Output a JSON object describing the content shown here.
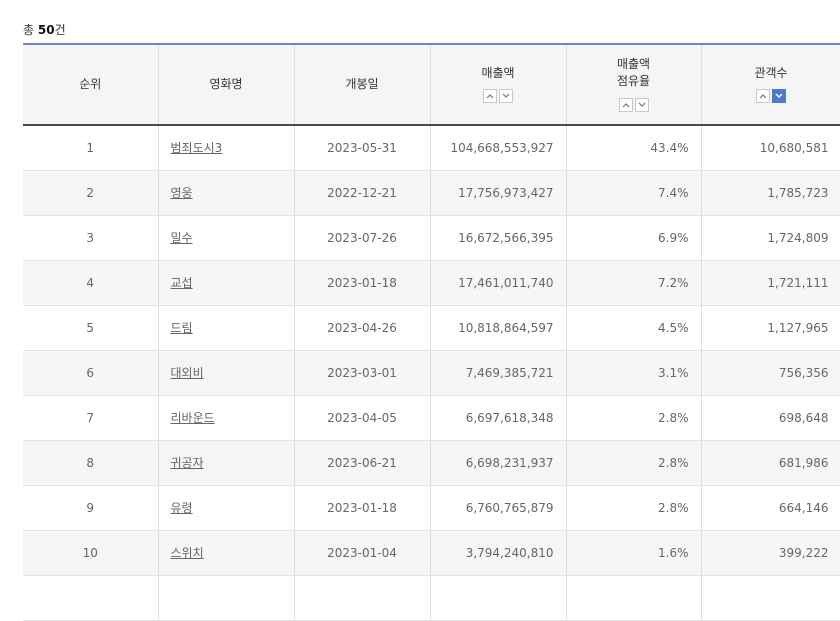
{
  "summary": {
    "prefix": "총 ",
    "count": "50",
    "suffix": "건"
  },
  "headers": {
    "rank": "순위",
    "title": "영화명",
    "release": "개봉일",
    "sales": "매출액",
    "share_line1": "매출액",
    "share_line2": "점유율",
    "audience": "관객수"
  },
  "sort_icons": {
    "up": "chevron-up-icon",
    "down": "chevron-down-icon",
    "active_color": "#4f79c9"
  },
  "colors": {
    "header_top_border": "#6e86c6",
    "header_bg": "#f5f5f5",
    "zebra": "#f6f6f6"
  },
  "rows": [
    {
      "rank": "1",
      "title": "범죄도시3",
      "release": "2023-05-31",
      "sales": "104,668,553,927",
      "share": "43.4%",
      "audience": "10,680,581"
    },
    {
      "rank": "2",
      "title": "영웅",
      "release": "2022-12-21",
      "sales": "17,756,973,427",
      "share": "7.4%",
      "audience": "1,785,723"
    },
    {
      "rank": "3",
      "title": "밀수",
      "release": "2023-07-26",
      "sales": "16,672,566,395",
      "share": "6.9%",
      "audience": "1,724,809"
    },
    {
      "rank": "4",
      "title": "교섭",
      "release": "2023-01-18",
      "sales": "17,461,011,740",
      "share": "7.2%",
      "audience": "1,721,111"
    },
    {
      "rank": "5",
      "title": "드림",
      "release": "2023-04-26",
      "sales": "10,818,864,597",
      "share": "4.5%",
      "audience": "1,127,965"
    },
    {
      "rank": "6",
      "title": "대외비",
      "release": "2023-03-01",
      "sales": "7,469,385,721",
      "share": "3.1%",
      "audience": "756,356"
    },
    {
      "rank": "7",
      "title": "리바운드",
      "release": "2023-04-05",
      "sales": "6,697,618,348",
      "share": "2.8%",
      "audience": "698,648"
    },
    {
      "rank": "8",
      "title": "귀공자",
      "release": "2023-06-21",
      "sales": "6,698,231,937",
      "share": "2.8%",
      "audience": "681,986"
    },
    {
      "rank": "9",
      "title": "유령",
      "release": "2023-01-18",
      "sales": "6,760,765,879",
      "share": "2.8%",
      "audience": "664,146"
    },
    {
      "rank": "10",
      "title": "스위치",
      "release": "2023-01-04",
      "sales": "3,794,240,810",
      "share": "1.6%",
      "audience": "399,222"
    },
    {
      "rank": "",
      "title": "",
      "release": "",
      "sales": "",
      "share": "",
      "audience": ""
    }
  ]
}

» **Exercise instructions**:
Write the entries above out again exactly, but not the pictures.

» **Correct answer**:
Output a JSON object describing the content shown here.
{
  "summary": {
    "prefix": "총 ",
    "count": "50",
    "suffix": "건"
  },
  "headers": {
    "rank": "순위",
    "title": "영화명",
    "release": "개봉일",
    "sales": "매출액",
    "share_line1": "매출액",
    "share_line2": "점유율",
    "audience": "관객수"
  },
  "sort_icons": {
    "up": "chevron-up-icon",
    "down": "chevron-down-icon",
    "active_color": "#4f79c9"
  },
  "colors": {
    "header_top_border": "#6e86c6",
    "header_bg": "#f5f5f5",
    "zebra": "#f6f6f6"
  },
  "rows": [
    {
      "rank": "1",
      "title": "범죄도시3",
      "release": "2023-05-31",
      "sales": "104,668,553,927",
      "share": "43.4%",
      "audience": "10,680,581"
    },
    {
      "rank": "2",
      "title": "영웅",
      "release": "2022-12-21",
      "sales": "17,756,973,427",
      "share": "7.4%",
      "audience": "1,785,723"
    },
    {
      "rank": "3",
      "title": "밀수",
      "release": "2023-07-26",
      "sales": "16,672,566,395",
      "share": "6.9%",
      "audience": "1,724,809"
    },
    {
      "rank": "4",
      "title": "교섭",
      "release": "2023-01-18",
      "sales": "17,461,011,740",
      "share": "7.2%",
      "audience": "1,721,111"
    },
    {
      "rank": "5",
      "title": "드림",
      "release": "2023-04-26",
      "sales": "10,818,864,597",
      "share": "4.5%",
      "audience": "1,127,965"
    },
    {
      "rank": "6",
      "title": "대외비",
      "release": "2023-03-01",
      "sales": "7,469,385,721",
      "share": "3.1%",
      "audience": "756,356"
    },
    {
      "rank": "7",
      "title": "리바운드",
      "release": "2023-04-05",
      "sales": "6,697,618,348",
      "share": "2.8%",
      "audience": "698,648"
    },
    {
      "rank": "8",
      "title": "귀공자",
      "release": "2023-06-21",
      "sales": "6,698,231,937",
      "share": "2.8%",
      "audience": "681,986"
    },
    {
      "rank": "9",
      "title": "유령",
      "release": "2023-01-18",
      "sales": "6,760,765,879",
      "share": "2.8%",
      "audience": "664,146"
    },
    {
      "rank": "10",
      "title": "스위치",
      "release": "2023-01-04",
      "sales": "3,794,240,810",
      "share": "1.6%",
      "audience": "399,222"
    },
    {
      "rank": "",
      "title": "",
      "release": "",
      "sales": "",
      "share": "",
      "audience": ""
    }
  ]
}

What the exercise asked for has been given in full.